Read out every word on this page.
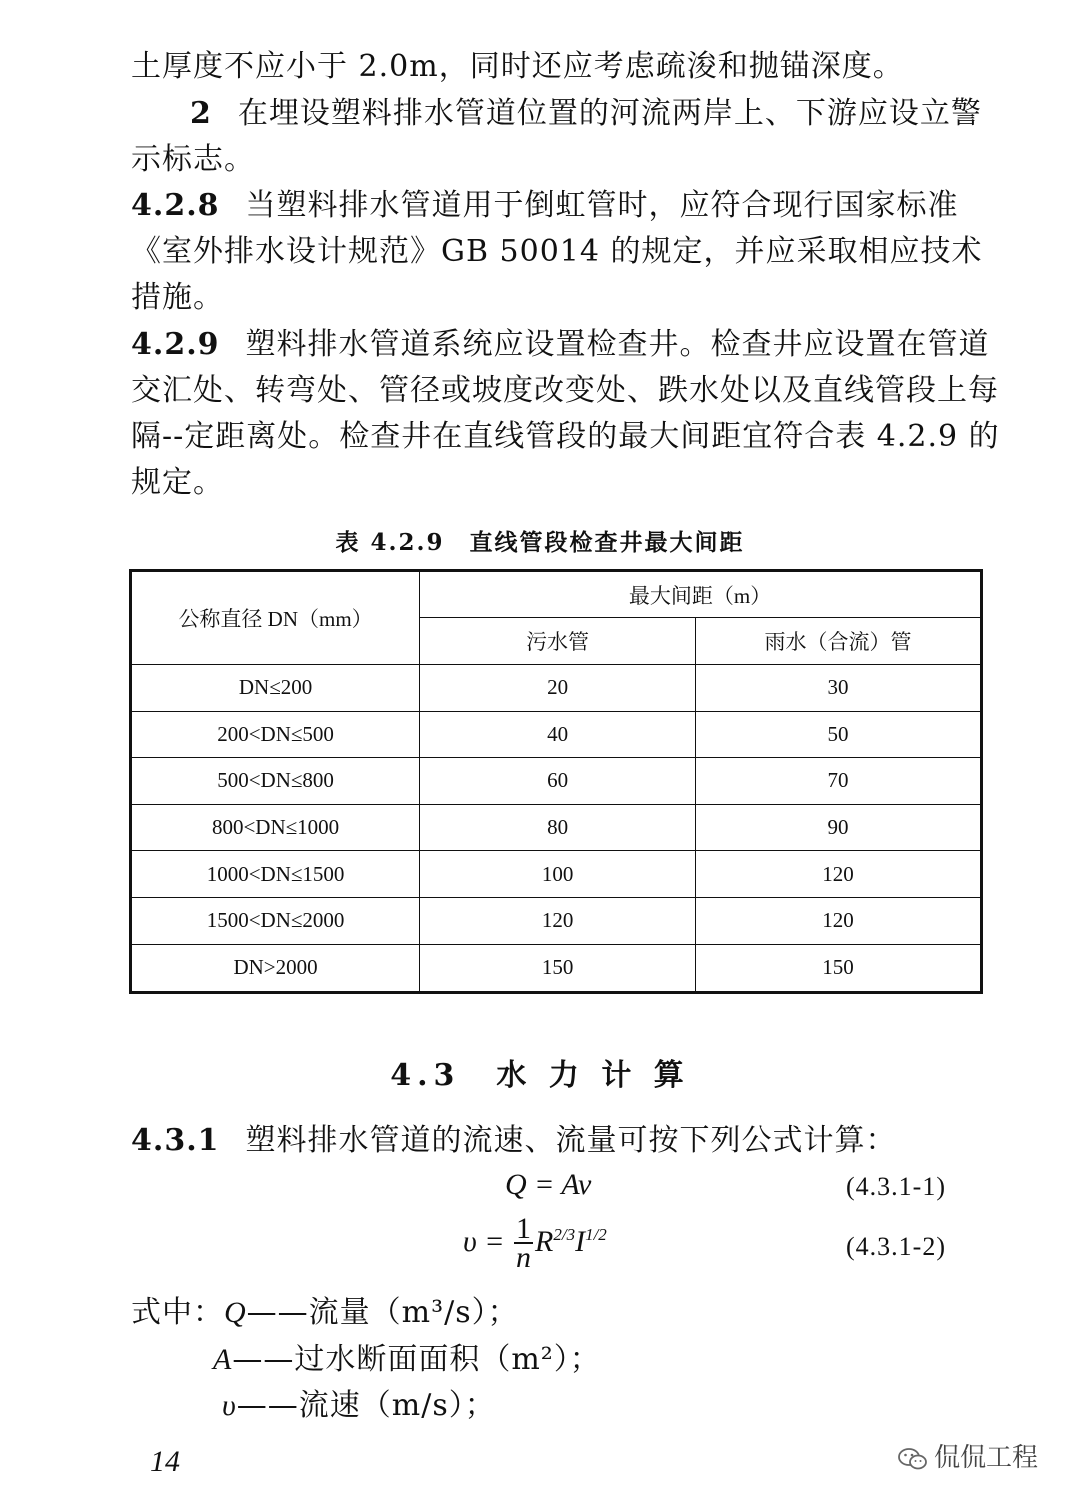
土厚度不应小于 2.0m，同时还应考虑疏浚和抛锚深度。
2 在埋设塑料排水管道位置的河流两岸上、下游应设立警
示标志。
4.2.8 当塑料排水管道用于倒虹管时，应符合现行国家标准
《室外排水设计规范》GB 50014 的规定，并应采取相应技术
措施。
4.2.9 塑料排水管道系统应设置检查井。检查井应设置在管道
交汇处、转弯处、管径或坡度改变处、跌水处以及直线管段上每
隔--定距离处。检查井在直线管段的最大间距宜符合表 4.2.9 的
规定。
表 4.2.9　直线管段检查井最大间距
公称直径 DN（mm）	最大间距（m）	
	污水管	雨水（合流）管
DN≤200	20	30
200<DN≤500	40	50
500<DN≤800	60	70
800<DN≤1000	80	90
1000<DN≤1500	100	120
1500<DN≤2000	120	120
DN>2000	150	150
4.3　水 力 计 算
4.3.1 塑料排水管道的流速、流量可按下列公式计算：
Q = Av	(4.3.1-1)
$\upsilon = \frac{1}{n} R^{2/3}I^{1/2}$	(4.3.1-2)
式中：Q——流量（m³/s）；
A——过水断面面积（m²）；
υ——流速（m/s）；
14	侃侃工程
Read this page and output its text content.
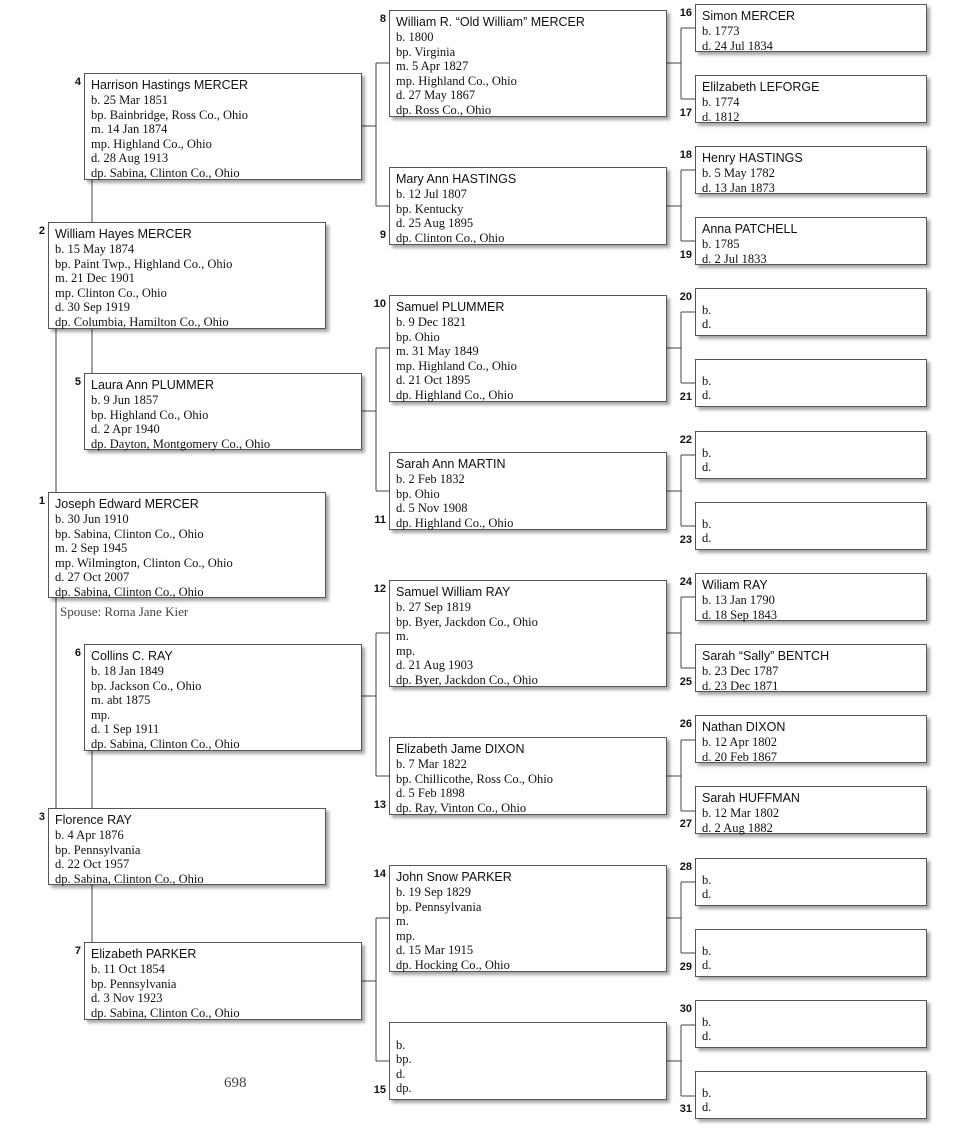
Spouse: Roma Jane Kier
698
Joseph Edward MERCER
b. 30 Jun 1910
bp. Sabina, Clinton Co., Ohio
m. 2 Sep 1945
mp. Wilmington, Clinton Co., Ohio
d. 27 Oct 2007
dp. Sabina, Clinton Co., Ohio
1
William Hayes MERCER
b. 15 May 1874
bp. Paint Twp., Highland Co., Ohio
m. 21 Dec 1901
mp. Clinton Co., Ohio
d. 30 Sep 1919
dp. Columbia, Hamilton Co., Ohio
2
Florence RAY
b. 4 Apr 1876
bp. Pennsylvania
d. 22 Oct 1957
dp. Sabina, Clinton Co., Ohio
3
Harrison Hastings MERCER
b. 25 Mar 1851
bp. Bainbridge, Ross Co., Ohio
m. 14 Jan 1874
mp. Highland Co., Ohio
d. 28 Aug 1913
dp. Sabina, Clinton Co., Ohio
4
Laura Ann PLUMMER
b. 9 Jun 1857
bp. Highland Co., Ohio
d. 2 Apr 1940
dp. Dayton, Montgomery Co., Ohio
5
Collins C. RAY
b. 18 Jan 1849
bp. Jackson Co., Ohio
m. abt 1875
mp.
d. 1 Sep 1911
dp. Sabina, Clinton Co., Ohio
6
Elizabeth PARKER
b. 11 Oct 1854
bp. Pennsylvania
d. 3 Nov 1923
dp. Sabina, Clinton Co., Ohio
7
William R. “Old William” MERCER
b. 1800
bp. Virginia
m. 5 Apr 1827
mp. Highland Co., Ohio
d. 27 May 1867
dp. Ross Co., Ohio
8
Mary Ann HASTINGS
b. 12 Jul 1807
bp. Kentucky
d. 25 Aug 1895
dp. Clinton Co., Ohio
9
Samuel PLUMMER
b. 9 Dec 1821
bp. Ohio
m. 31 May 1849
mp. Highland Co., Ohio
d. 21 Oct 1895
dp. Highland Co., Ohio
10
Sarah Ann MARTIN
b. 2 Feb 1832
bp. Ohio
d. 5 Nov 1908
dp. Highland Co., Ohio
11
Samuel William RAY
b. 27 Sep 1819
bp. Byer, Jackdon Co., Ohio
m.
mp.
d. 21 Aug 1903
dp. Byer, Jackdon Co., Ohio
12
Elizabeth Jame DIXON
b. 7 Mar 1822
bp. Chillicothe, Ross Co., Ohio
d. 5 Feb 1898
dp. Ray, Vinton Co., Ohio
13
John Snow PARKER
b. 19 Sep 1829
bp. Pennsylvania
m.
mp.
d. 15 Mar 1915
dp. Hocking Co., Ohio
14
b.
bp.
d.
dp.
15
Simon MERCER
b. 1773
d. 24 Jul 1834
16
Elilzabeth LEFORGE
b. 1774
d. 1812
17
Henry HASTINGS
b. 5 May 1782
d. 13 Jan 1873
18
Anna PATCHELL
b. 1785
d. 2 Jul 1833
19
b.
d.
20
b.
d.
21
b.
d.
22
b.
d.
23
Wiliam RAY
b. 13 Jan 1790
d. 18 Sep 1843
24
Sarah “Sally” BENTCH
b. 23 Dec 1787
d. 23 Dec 1871
25
Nathan DIXON
b. 12 Apr 1802
d. 20 Feb 1867
26
Sarah HUFFMAN
b. 12 Mar 1802
d. 2 Aug 1882
27
b.
d.
28
b.
d.
29
b.
d.
30
b.
d.
31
+---+
Work required: Only lines holding the string "Read" are wanted; gather each one from the entries above.

Result of the task:
Read out every word on this page.
Read this page and output its text content.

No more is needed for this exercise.